### EXTRACT TO READ
·····

The findings indicate that learners responded positively to the XR-embodied design process, demonstrating greater engagement and proactive problem-solving compared to conventional design methods. While most students in the experimental group were receptive to new technologies, some found it more difficult to master new applications and tools. Although they initially preferred XR, its usage declined as the design process advanced, with students reverting to two-dimensional (2D) software, such as AutoCAD, to meet mid-term review requirements, including plans, sections, and elevation drawings. This trend highlights the need for strategies that seamlessly integrate XR with conventional design workflows to ensure its benefits persist throughout the entire design process. Reflections on Stages 1 and 2 emphasized the necessity of refining the XR-based studio model to provide more structured support while maintaining XR’s advantages and addressing adaptation challenges.

·····

### DATA FOR REVIEW
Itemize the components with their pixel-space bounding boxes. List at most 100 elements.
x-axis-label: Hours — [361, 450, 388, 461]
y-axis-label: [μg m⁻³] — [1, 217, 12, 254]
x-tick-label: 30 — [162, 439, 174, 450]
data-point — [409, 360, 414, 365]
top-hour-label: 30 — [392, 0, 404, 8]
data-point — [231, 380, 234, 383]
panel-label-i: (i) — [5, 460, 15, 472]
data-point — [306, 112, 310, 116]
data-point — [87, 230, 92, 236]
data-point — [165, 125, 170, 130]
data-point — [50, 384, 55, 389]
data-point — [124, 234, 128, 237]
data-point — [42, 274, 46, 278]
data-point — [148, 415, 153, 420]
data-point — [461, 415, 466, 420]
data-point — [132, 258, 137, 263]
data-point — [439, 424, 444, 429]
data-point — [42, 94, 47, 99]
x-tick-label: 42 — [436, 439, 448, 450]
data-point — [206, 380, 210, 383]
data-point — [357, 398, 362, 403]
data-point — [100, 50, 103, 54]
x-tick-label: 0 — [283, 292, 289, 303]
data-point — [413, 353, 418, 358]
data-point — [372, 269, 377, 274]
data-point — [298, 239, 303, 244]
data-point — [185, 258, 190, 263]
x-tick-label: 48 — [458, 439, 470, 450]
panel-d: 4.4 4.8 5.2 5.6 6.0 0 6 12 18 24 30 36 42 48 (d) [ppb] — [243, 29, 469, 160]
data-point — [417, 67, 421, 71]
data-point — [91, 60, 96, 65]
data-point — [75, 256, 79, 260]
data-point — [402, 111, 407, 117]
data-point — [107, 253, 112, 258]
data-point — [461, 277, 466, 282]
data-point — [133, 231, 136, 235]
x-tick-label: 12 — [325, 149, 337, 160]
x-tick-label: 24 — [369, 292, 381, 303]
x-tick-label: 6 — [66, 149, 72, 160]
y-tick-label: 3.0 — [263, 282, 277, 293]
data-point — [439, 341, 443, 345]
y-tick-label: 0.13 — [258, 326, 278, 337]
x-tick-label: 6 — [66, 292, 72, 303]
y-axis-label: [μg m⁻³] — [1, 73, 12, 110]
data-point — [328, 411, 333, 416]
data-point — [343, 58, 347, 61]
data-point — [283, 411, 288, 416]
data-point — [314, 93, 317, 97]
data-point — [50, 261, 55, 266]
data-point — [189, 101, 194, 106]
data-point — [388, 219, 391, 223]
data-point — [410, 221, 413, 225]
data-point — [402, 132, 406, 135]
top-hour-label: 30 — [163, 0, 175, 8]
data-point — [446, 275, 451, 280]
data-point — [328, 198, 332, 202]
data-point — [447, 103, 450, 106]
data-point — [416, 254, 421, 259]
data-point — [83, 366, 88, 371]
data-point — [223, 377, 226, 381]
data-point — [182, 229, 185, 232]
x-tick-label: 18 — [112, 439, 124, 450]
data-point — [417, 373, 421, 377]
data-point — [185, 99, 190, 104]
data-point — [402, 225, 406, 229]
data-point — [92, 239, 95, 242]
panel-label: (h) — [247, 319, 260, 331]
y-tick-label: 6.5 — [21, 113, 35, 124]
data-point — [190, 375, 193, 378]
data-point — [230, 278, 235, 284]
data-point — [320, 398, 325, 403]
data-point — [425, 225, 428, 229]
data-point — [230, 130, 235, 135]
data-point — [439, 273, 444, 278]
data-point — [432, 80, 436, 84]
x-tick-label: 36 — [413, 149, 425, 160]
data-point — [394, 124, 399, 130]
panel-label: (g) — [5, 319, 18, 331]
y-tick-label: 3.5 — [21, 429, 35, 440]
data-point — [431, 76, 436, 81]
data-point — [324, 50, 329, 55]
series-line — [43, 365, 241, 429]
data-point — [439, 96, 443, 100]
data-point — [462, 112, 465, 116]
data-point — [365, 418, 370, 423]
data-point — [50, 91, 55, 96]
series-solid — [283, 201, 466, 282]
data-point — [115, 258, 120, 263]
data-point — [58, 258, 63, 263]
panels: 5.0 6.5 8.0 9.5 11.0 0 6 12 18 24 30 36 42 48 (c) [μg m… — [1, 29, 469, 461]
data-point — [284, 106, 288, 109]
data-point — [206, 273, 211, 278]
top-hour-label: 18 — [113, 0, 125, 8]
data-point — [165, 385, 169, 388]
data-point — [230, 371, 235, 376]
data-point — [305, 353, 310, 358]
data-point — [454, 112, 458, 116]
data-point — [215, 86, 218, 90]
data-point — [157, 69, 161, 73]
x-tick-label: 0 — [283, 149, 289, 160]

·····

### SET OF TASKS
a. In the passage on the XR-embodied design studio, what kind of software did students return to as the design process advanced?
b. List every mid-term review requirement named in the passage on the XR-embodied design studio.

### RESPONSES
a. Two-dimensional (2D) software, such as AutoCAD.

b. Plans, sections, and elevation drawings.